[Written exercise] Strip the pictures and reproduce the rest of the listing exactly.
------------
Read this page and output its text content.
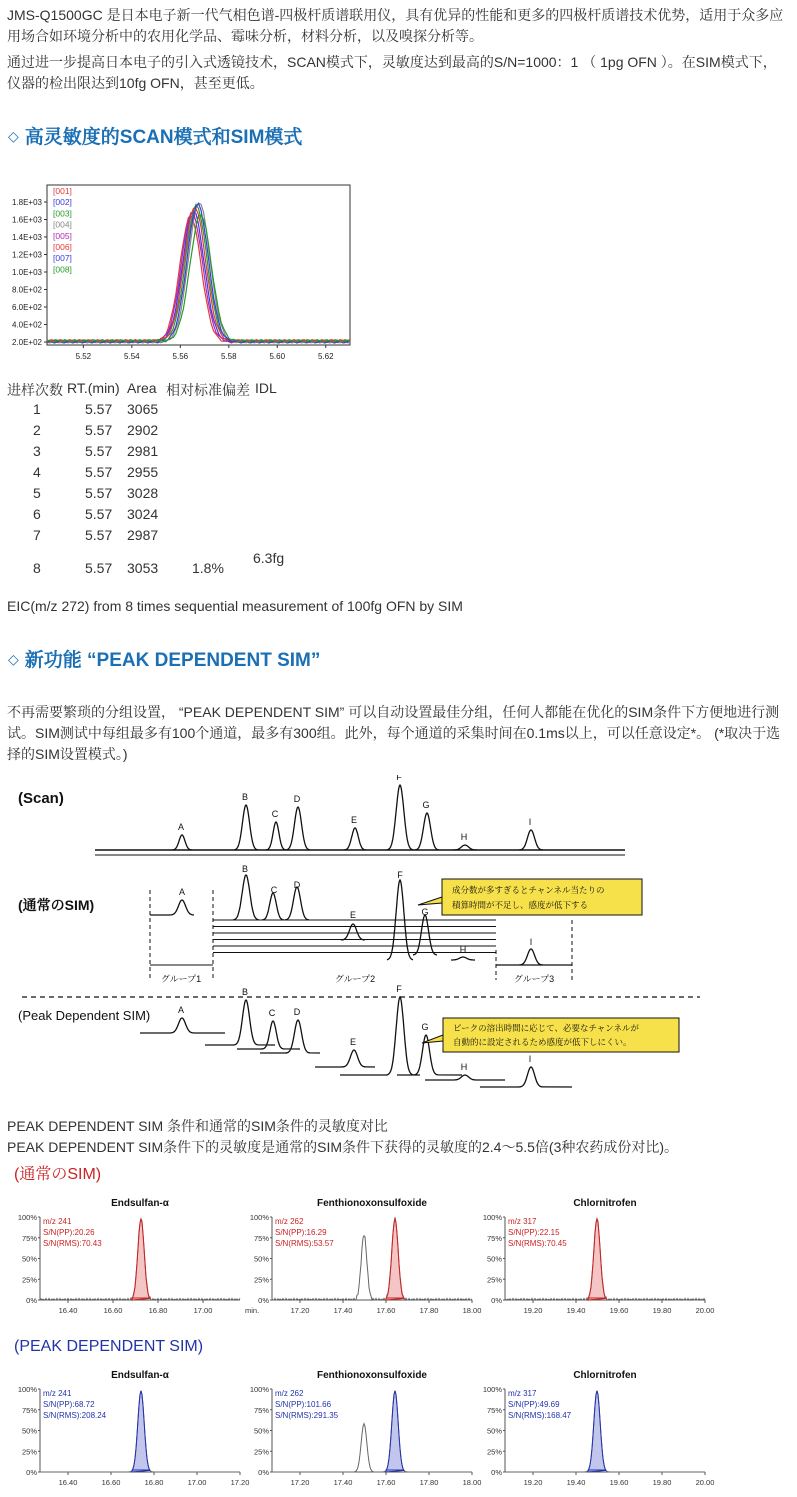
JMS-Q1500GC 是日本电子新一代气相色谱-四极杆质谱联用仪，具有优异的性能和更多的四极杆质谱技术优势，适用于众多应用场合如环境分析中的农用化学品、霉味分析，材料分析，以及嗅探分析等。

通过进一步提高日本电子的引入式透镜技术，SCAN模式下，灵敏度达到最高的S/N=1000：1 （ 1pg OFN ）。在SIM模式下，仪器的检出限达到10fg OFN，甚至更低。

◇ 高灵敏度的SCAN模式和SIM模式
2.0E+02
4.0E+02
6.0E+02
8.0E+02
1.0E+03
1.2E+03
1.4E+03
1.6E+03
1.8E+03
5.52	5.54	5.56	5.58	5.60	5.62
[001]
[002]
[003]
[004]
[005]
[006]
[007]
[008]
进样次数 RT.(min) Area 相对标准偏差 IDL
1	5.57 3065
2	5.57 2902
3	5.57 2981
4	5.57 2955
5	5.57 3028
6	5.57 3024
7	5.57 2987
8	5.57 3053 1.8%
6.3fg

EIC(m/z 272) from 8 times sequential measurement of 100fg OFN by SIM

◇ 新功能 “PEAK DEPENDENT SIM”

不再需要繁琐的分组设置， “PEAK DEPENDENT SIM” 可以自动设置最佳分组，任何人都能在优化的SIM条件下方便地进行测试。SIM测试中每组最多有100个通道，最多有300组。此外，每个通道的采集时间在0.1ms以上，可以任意设定*。 (*取决于选择的SIM设置模式。)

(Scan)
A
B
C
D
E
F
G
H
I
(通常のSIM)
A
B
C D
E
F
G
H
I
グループ1	グループ2	グループ3
成分数が多すぎるとチャンネル当たりの
積算時間が不足し、感度が低下する
(Peak Dependent SIM)	A
B
C D
E
F
G
H
I
ピークの溶出時間に応じて、必要なチャンネルが
自動的に設定されるため感度が低下しにくい。

PEAK DEPENDENT SIM 条件和通常的SIM条件的灵敏度对比

PEAK DEPENDENT SIM条件下的灵敏度是通常的SIM条件下获得的灵敏度的2.4～5.5倍(3种农药成份对比)。

(通常のSIM)
Endsulfan-α
100%
75%
50%
25%
0%
16.40	16.60	16.80	17.00	min.
m/z 241
S/N(PP):20.26
S/N(RMS):70.43
Fenthionoxonsulfoxide
100%
75%
50%
25%
0%
17.20	17.40	17.60	17.80	18.00
m/z 262
S/N(PP):16.29
S/N(RMS):53.57
Chlornitrofen
100%
75%
50%
25%
0%
19.20	19.40	19.60	19.80	20.00
m/z 317
S/N(PP):22.15
S/N(RMS):70.45
(PEAK DEPENDENT SIM)
Endsulfan-α
100%
75%
50%
25%
0%
16.40	16.60	16.80	17.00	17.20
m/z 241
S/N(PP):68.72
S/N(RMS):208.24
Fenthionoxonsulfoxide
100%
75%
50%
25%
0%
17.20	17.40	17.60	17.80	18.00
m/z 262
S/N(PP):101.66
S/N(RMS):291.35
Chlornitrofen
100%
75%
50%
25%
0%
19.20	19.40	19.60	19.80	20.00
m/z 317
S/N(PP):49.69
S/N(RMS):168.47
------------
[Task response]
Read this page and output its text content.
JMS-Q1500GC 是日本电子新一代气相色谱-四极杆质谱联用仪，具有优异的性能和更多的四极杆质谱技术优势，适用于众多应用场合如环境分析中的农用化学品、霉味分析，材料分析，以及嗅探分析等。

通过进一步提高日本电子的引入式透镜技术，SCAN模式下，灵敏度达到最高的S/N=1000：1 （ 1pg OFN ）。在SIM模式下，仪器的检出限达到10fg OFN，甚至更低。

◇ 高灵敏度的SCAN模式和SIM模式
2.0E+02
4.0E+02
6.0E+02
8.0E+02
1.0E+03
1.2E+03
1.4E+03
1.6E+03
1.8E+03
5.52	5.54	5.56	5.58	5.60	5.62
[001]
[002]
[003]
[004]
[005]
[006]
[007]
[008]
进样次数 RT.(min) Area 相对标准偏差 IDL
1	5.57 3065
2	5.57 2902
3	5.57 2981
4	5.57 2955
5	5.57 3028
6	5.57 3024
7	5.57 2987
8	5.57 3053 1.8%
6.3fg

EIC(m/z 272) from 8 times sequential measurement of 100fg OFN by SIM

◇ 新功能 “PEAK DEPENDENT SIM”

不再需要繁琐的分组设置， “PEAK DEPENDENT SIM” 可以自动设置最佳分组，任何人都能在优化的SIM条件下方便地进行测试。SIM测试中每组最多有100个通道，最多有300组。此外，每个通道的采集时间在0.1ms以上，可以任意设定*。 (*取决于选择的SIM设置模式。)

(Scan)
A
B
C
D
E
F
G
H
I
(通常のSIM)
A
B
C D
E
F
G
H
I
グループ1	グループ2	グループ3
成分数が多すぎるとチャンネル当たりの
積算時間が不足し、感度が低下する
(Peak Dependent SIM)	A
B
C D
E
F
G
H
I
ピークの溶出時間に応じて、必要なチャンネルが
自動的に設定されるため感度が低下しにくい。

PEAK DEPENDENT SIM 条件和通常的SIM条件的灵敏度对比

PEAK DEPENDENT SIM条件下的灵敏度是通常的SIM条件下获得的灵敏度的2.4～5.5倍(3种农药成份对比)。

(通常のSIM)
Endsulfan-α
100%
75%
50%
25%
0%
16.40	16.60	16.80	17.00	min.
m/z 241
S/N(PP):20.26
S/N(RMS):70.43
Fenthionoxonsulfoxide
100%
75%
50%
25%
0%
17.20	17.40	17.60	17.80	18.00
m/z 262
S/N(PP):16.29
S/N(RMS):53.57
Chlornitrofen
100%
75%
50%
25%
0%
19.20	19.40	19.60	19.80	20.00
m/z 317
S/N(PP):22.15
S/N(RMS):70.45
(PEAK DEPENDENT SIM)
Endsulfan-α
100%
75%
50%
25%
0%
16.40	16.60	16.80	17.00	17.20
m/z 241
S/N(PP):68.72
S/N(RMS):208.24
Fenthionoxonsulfoxide
100%
75%
50%
25%
0%
17.20	17.40	17.60	17.80	18.00
m/z 262
S/N(PP):101.66
S/N(RMS):291.35
Chlornitrofen
100%
75%
50%
25%
0%
19.20	19.40	19.60	19.80	20.00
m/z 317
S/N(PP):49.69
S/N(RMS):168.47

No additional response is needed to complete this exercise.